- Task goal:
Without including any picture, return the complete set of records exactly.

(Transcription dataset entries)
*-*-*

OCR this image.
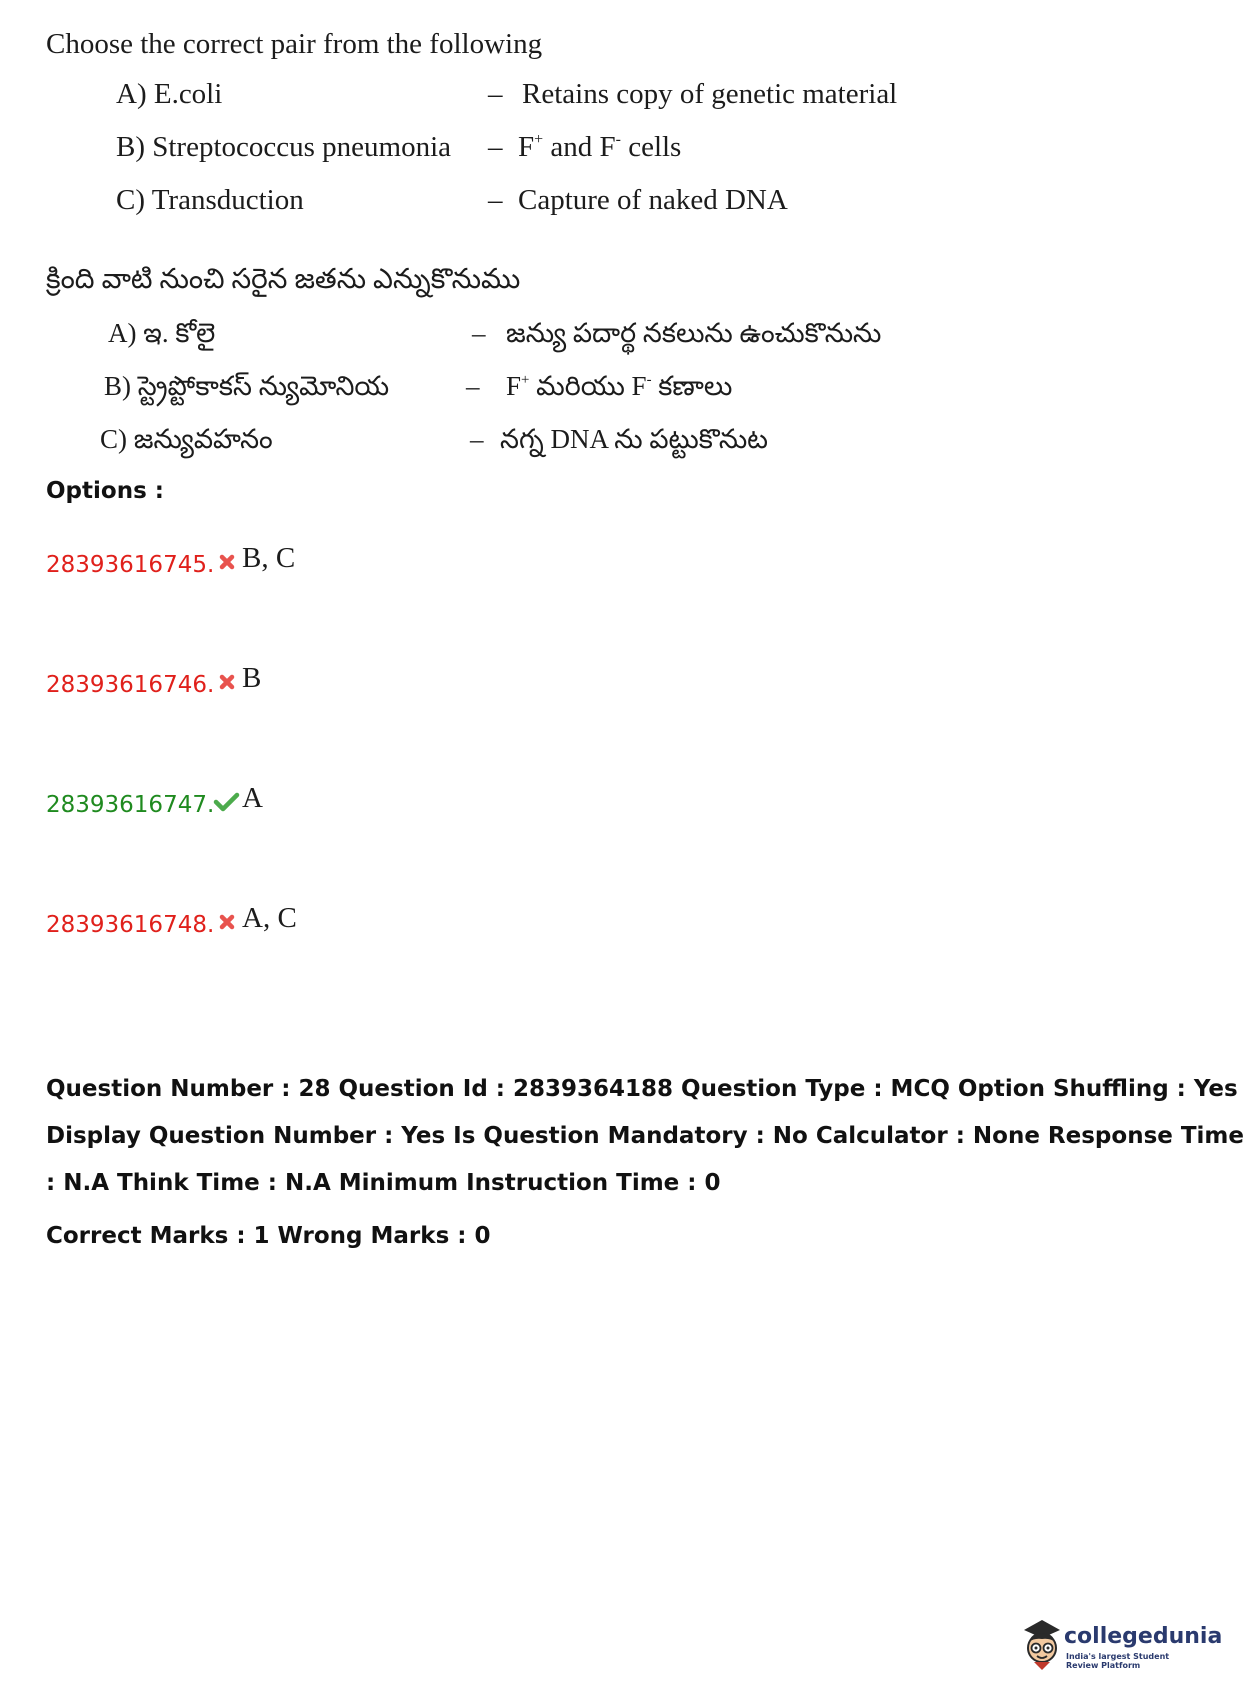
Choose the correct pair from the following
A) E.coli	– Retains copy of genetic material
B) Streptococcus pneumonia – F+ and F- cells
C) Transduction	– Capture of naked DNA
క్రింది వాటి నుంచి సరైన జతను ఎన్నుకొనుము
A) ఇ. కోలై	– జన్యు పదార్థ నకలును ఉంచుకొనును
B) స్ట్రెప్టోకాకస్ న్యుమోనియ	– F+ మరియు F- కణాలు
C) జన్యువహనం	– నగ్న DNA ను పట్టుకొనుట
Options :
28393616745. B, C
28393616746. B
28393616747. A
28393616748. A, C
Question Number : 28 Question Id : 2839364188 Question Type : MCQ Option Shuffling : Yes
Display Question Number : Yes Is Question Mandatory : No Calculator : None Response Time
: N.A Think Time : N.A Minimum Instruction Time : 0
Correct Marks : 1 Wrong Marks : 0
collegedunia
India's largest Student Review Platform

*-*-*

- Task response:
OCR this image.
Choose the correct pair from the following
A) E.coli	– Retains copy of genetic material
B) Streptococcus pneumonia – F+ and F- cells
C) Transduction	– Capture of naked DNA
క్రింది వాటి నుంచి సరైన జతను ఎన్నుకొనుము
A) ఇ. కోలై	– జన్యు పదార్థ నకలును ఉంచుకొనును
B) స్ట్రెప్టోకాకస్ న్యుమోనియ	– F+ మరియు F- కణాలు
C) జన్యువహనం	– నగ్న DNA ను పట్టుకొనుట
Options :
28393616745. B, C
28393616746. B
28393616747. A
28393616748. A, C
Question Number : 28 Question Id : 2839364188 Question Type : MCQ Option Shuffling : Yes
Display Question Number : Yes Is Question Mandatory : No Calculator : None Response Time
: N.A Think Time : N.A Minimum Instruction Time : 0
Correct Marks : 1 Wrong Marks : 0
collegedunia
India's largest Student Review Platform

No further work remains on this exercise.